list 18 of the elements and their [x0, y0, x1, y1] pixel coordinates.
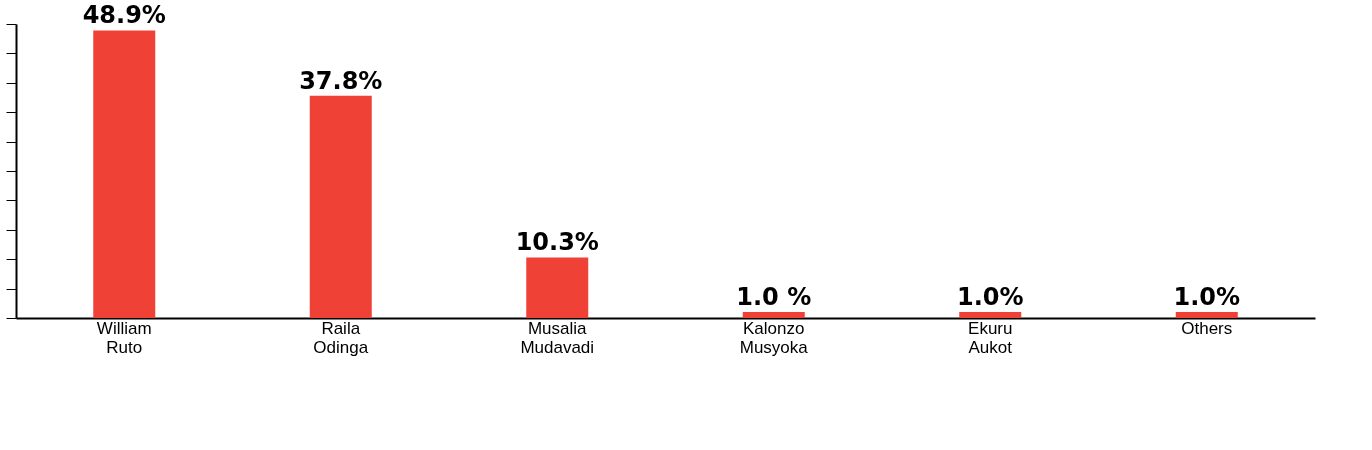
x-tick-label: Raila Odinga	[313, 318, 369, 357]
x-tick-label: Others	[1181, 318, 1233, 338]
data-label: 37.8%	[299, 66, 383, 95]
data-label: 10.3%	[515, 228, 599, 257]
x-tick-label: Ekuru Aukot	[968, 318, 1013, 357]
x-tick-label: Musalia Mudavadi	[520, 318, 595, 357]
data-label: 1.0%	[956, 283, 1024, 312]
data-label: 48.9%	[82, 1, 166, 30]
bar	[1175, 312, 1238, 318]
data-label: 1.0 %	[736, 283, 812, 312]
bar	[742, 312, 805, 318]
x-tick-label: William Ruto	[96, 318, 152, 357]
data-label: 1.0%	[1173, 283, 1241, 312]
bar	[93, 30, 156, 318]
bar	[959, 312, 1022, 318]
x-tick-label: Kalonzo Musyoka	[739, 318, 809, 357]
bar	[309, 95, 372, 318]
bar	[526, 257, 589, 318]
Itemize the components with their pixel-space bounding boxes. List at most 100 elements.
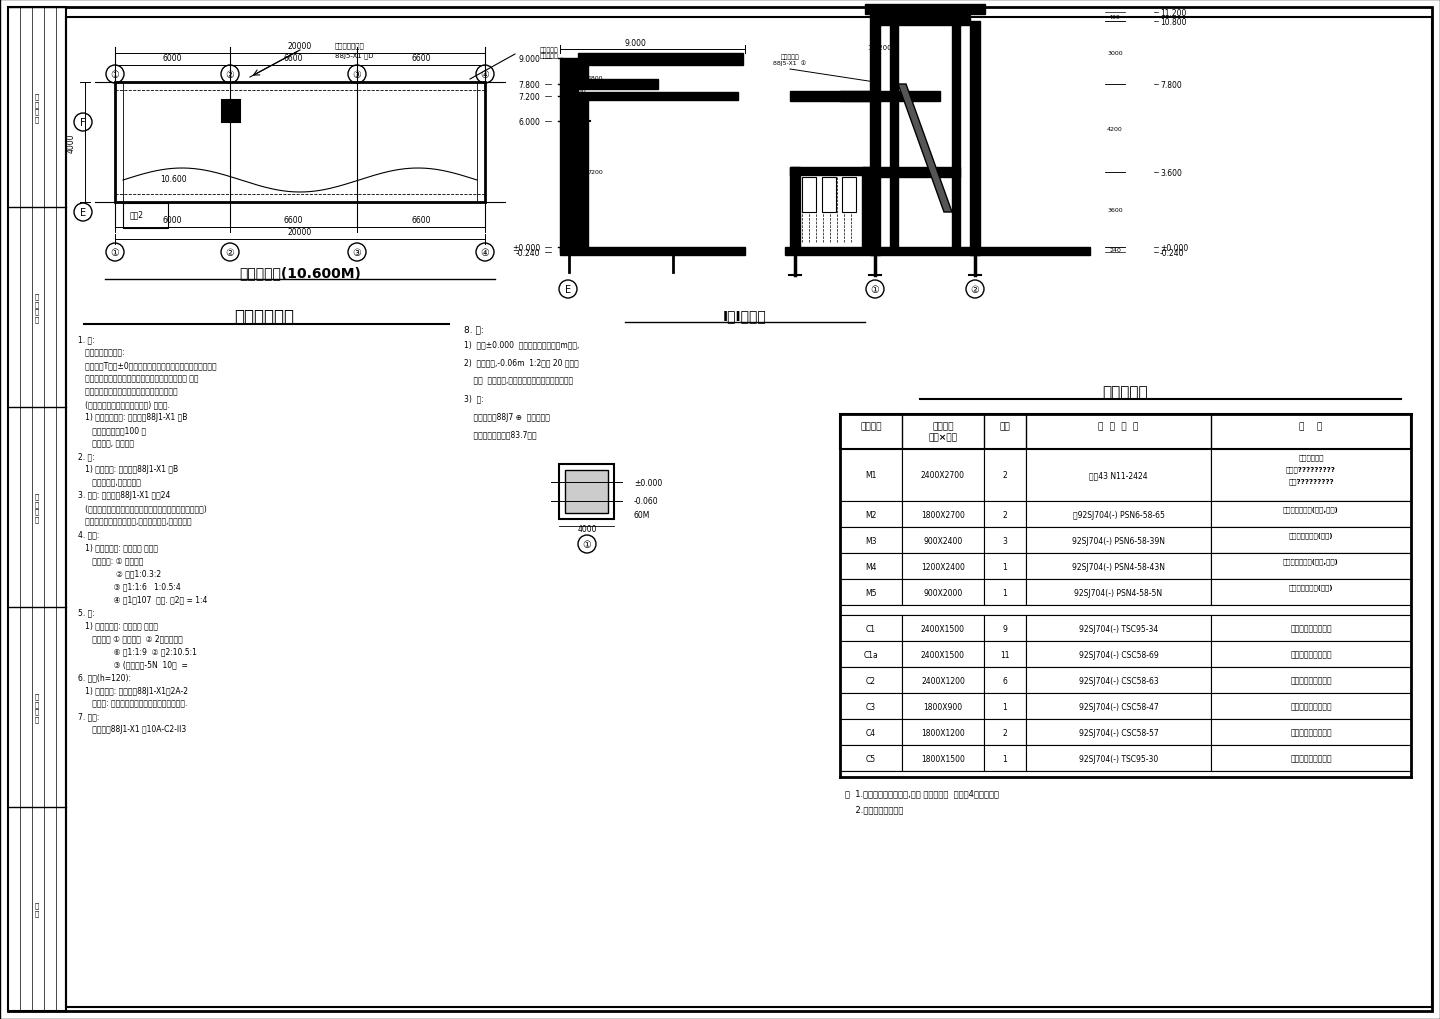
Bar — [984, 553, 1025, 580]
Text: ±0.000: ±0.000 — [1161, 244, 1188, 253]
Text: 20000: 20000 — [288, 227, 312, 236]
Bar — [984, 719, 1025, 745]
Text: 建
设
单
位: 建 设 单 位 — [35, 93, 39, 122]
Text: 10.800: 10.800 — [1161, 17, 1187, 26]
Text: M3: M3 — [865, 536, 877, 545]
Text: 粗砂砂浆涂涂范围83.7具⑬: 粗砂砂浆涂涂范围83.7具⑬ — [464, 430, 537, 439]
Text: 不得采用腐土，实物，粗骨土及有害物质影响到砖 地土: 不得采用腐土，实物，粗骨土及有害物质影响到砖 地土 — [78, 374, 199, 383]
Bar — [1211, 693, 1411, 719]
Text: ①: ① — [111, 70, 120, 79]
Text: 3600: 3600 — [1107, 207, 1123, 212]
Text: 混凝土坡屋面层: 混凝土坡屋面层 — [336, 43, 364, 49]
Text: M4: M4 — [865, 561, 877, 571]
Text: ④: ④ — [481, 248, 490, 258]
Text: （宽×高）: （宽×高） — [929, 433, 958, 442]
Text: 铲除涂料 ① 堆垃填涂  ② 2层厚感受形: 铲除涂料 ① 堆垃填涂 ② 2层厚感受形 — [78, 634, 183, 643]
Text: ③: ③ — [353, 70, 361, 79]
Bar — [952, 22, 960, 248]
Text: 建筑设计T形截±0于基土上，管土，看性土及其它松散软层，: 建筑设计T形截±0于基土上，管土，看性土及其它松散软层， — [78, 361, 216, 370]
Bar — [1211, 580, 1411, 605]
Bar — [1211, 449, 1411, 501]
Bar — [840, 553, 901, 580]
Text: 3: 3 — [1002, 536, 1008, 545]
Bar — [984, 580, 1025, 605]
Text: (以低氧家用浆粉刷外墙抹灰到度中碎中等面材料具太面积): (以低氧家用浆粉刷外墙抹灰到度中碎中等面材料具太面积) — [78, 504, 207, 513]
Text: 孔白化墙装装饰色彩划分,做法参见说明,便是是在面: 孔白化墙装装饰色彩划分,做法参见说明,便是是在面 — [78, 517, 192, 526]
Bar — [901, 501, 984, 528]
Text: 1800X2700: 1800X2700 — [922, 510, 965, 519]
Bar — [880, 168, 960, 178]
Bar — [1211, 580, 1411, 605]
Text: ② 分层1:0.3:2: ② 分层1:0.3:2 — [78, 569, 161, 578]
Text: 硬聚乙烯塑钐门(全框,中分): 硬聚乙烯塑钐门(全框,中分) — [1283, 506, 1339, 513]
Text: 门窗一览表: 门窗一览表 — [1102, 385, 1148, 400]
Text: 2. 楼:: 2. 楼: — [78, 452, 95, 461]
Text: C5: C5 — [865, 754, 876, 763]
Text: 屋顶平面图(10.600M): 屋顶平面图(10.600M) — [239, 266, 361, 280]
Text: 11: 11 — [1001, 650, 1009, 659]
Text: ③: ③ — [353, 248, 361, 258]
Bar — [863, 168, 870, 248]
Bar — [1025, 449, 1211, 501]
Text: 2: 2 — [1002, 510, 1008, 519]
Text: 10.200: 10.200 — [868, 45, 893, 51]
Text: 凝层  翻种水泥,墙体下部处理层用不加防渗漏具: 凝层 翻种水泥,墙体下部处理层用不加防渗漏具 — [464, 376, 573, 385]
Text: 参覇43 N11-2424: 参覇43 N11-2424 — [1089, 471, 1148, 480]
Text: ③ 厚1:1:6   1:0.5:4: ③ 厚1:1:6 1:0.5:4 — [78, 582, 181, 591]
Text: 工
程
名
称: 工 程 名 称 — [35, 293, 39, 322]
Text: 硬聚乙烯塑钐内平窗: 硬聚乙烯塑钐内平窗 — [1290, 754, 1332, 763]
Text: 硬聚乙烯塑钐门(平框,中分): 硬聚乙烯塑钐门(平框,中分) — [1283, 558, 1339, 565]
Text: 88J5-X1 楼D: 88J5-X1 楼D — [336, 53, 373, 59]
Text: 6600: 6600 — [284, 53, 304, 62]
Bar — [984, 528, 1025, 553]
Bar — [1211, 528, 1411, 553]
Bar — [840, 745, 901, 771]
Bar — [1211, 615, 1411, 641]
Text: C1a: C1a — [864, 650, 878, 659]
Text: 92SJ704(-) TSC95-30: 92SJ704(-) TSC95-30 — [1079, 754, 1158, 763]
Text: ⑥ 厚1:1:9  ② 厚2:10.5:1: ⑥ 厚1:1:9 ② 厚2:10.5:1 — [78, 647, 197, 656]
Text: 20000: 20000 — [288, 42, 312, 51]
Bar — [840, 501, 901, 528]
Bar — [1025, 719, 1211, 745]
Text: 10.600: 10.600 — [160, 174, 187, 183]
Bar — [984, 745, 1025, 771]
Text: M5: M5 — [865, 588, 877, 597]
Text: E: E — [81, 208, 86, 218]
Text: 参92SJ704(-) PSN6-58-65: 参92SJ704(-) PSN6-58-65 — [1073, 510, 1165, 519]
Text: ①: ① — [583, 539, 592, 549]
Bar — [840, 528, 901, 553]
Text: 1. 墙:: 1. 墙: — [78, 335, 95, 344]
Text: 设
计
证
书: 设 计 证 书 — [35, 493, 39, 522]
Bar — [1211, 449, 1411, 501]
Text: 5. 顶:: 5. 顶: — [78, 608, 95, 616]
Text: 6000: 6000 — [572, 182, 588, 187]
Text: 1) 日常刷涂装: 采用涂料 涂装备: 1) 日常刷涂装: 采用涂料 涂装备 — [78, 543, 158, 552]
Bar — [560, 248, 744, 256]
Text: C4: C4 — [865, 728, 876, 737]
Text: 6000: 6000 — [163, 215, 183, 224]
Text: 地层混凝土参见100 具: 地层混凝土参见100 具 — [78, 426, 145, 435]
Bar — [1211, 641, 1411, 667]
Text: 400: 400 — [1109, 14, 1120, 19]
Text: 2)  室外地坪,-0.06m  1:2水泥 20 叠砂浆: 2) 室外地坪,-0.06m 1:2水泥 20 叠砂浆 — [464, 358, 579, 367]
Text: 幼种结构材料等填筑工程，须单层夯实建设保: 幼种结构材料等填筑工程，须单层夯实建设保 — [78, 387, 177, 396]
Text: 6: 6 — [1002, 676, 1008, 685]
Bar — [115, 83, 485, 203]
Text: 8. 其:: 8. 其: — [464, 325, 484, 334]
Text: 2: 2 — [1002, 471, 1008, 480]
Bar — [560, 59, 577, 253]
Bar — [577, 93, 739, 101]
Text: 6600: 6600 — [284, 215, 304, 224]
Bar — [890, 22, 899, 248]
Text: 1200: 1200 — [572, 106, 588, 111]
Bar — [901, 745, 984, 771]
Text: 4000: 4000 — [577, 525, 596, 534]
Bar — [840, 615, 901, 641]
Bar — [1025, 553, 1211, 580]
Text: 硬聚乙烯塑钐内平窗: 硬聚乙烯塑钐内平窗 — [1290, 650, 1332, 659]
Text: 4. 内墙:: 4. 内墙: — [78, 530, 99, 539]
Text: 2400X1200: 2400X1200 — [922, 676, 965, 685]
Text: ①: ① — [111, 248, 120, 258]
Text: 1200: 1200 — [572, 69, 588, 74]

-*-*-

Copy out the part of the records that starts with the line containing "Bar — [984, 553, 1025, 580]" and ends with the line containing "Text: 粗砂砂浆涂涂范围83.7具⑬: 粗砂砂浆涂涂范围83.7具⑬", keeping both of those lines and changing nothing.

Bar — [984, 553, 1025, 580]
Text: ±0.000: ±0.000 — [1161, 244, 1188, 253]
Text: 20000: 20000 — [288, 227, 312, 236]
Bar — [984, 719, 1025, 745]
Text: 建
设
单
位: 建 设 单 位 — [35, 93, 39, 122]
Text: 10.800: 10.800 — [1161, 17, 1187, 26]
Text: M3: M3 — [865, 536, 877, 545]
Text: 粗砂砂浆涂涂范围83.7具⑬: 粗砂砂浆涂涂范围83.7具⑬ — [464, 430, 537, 439]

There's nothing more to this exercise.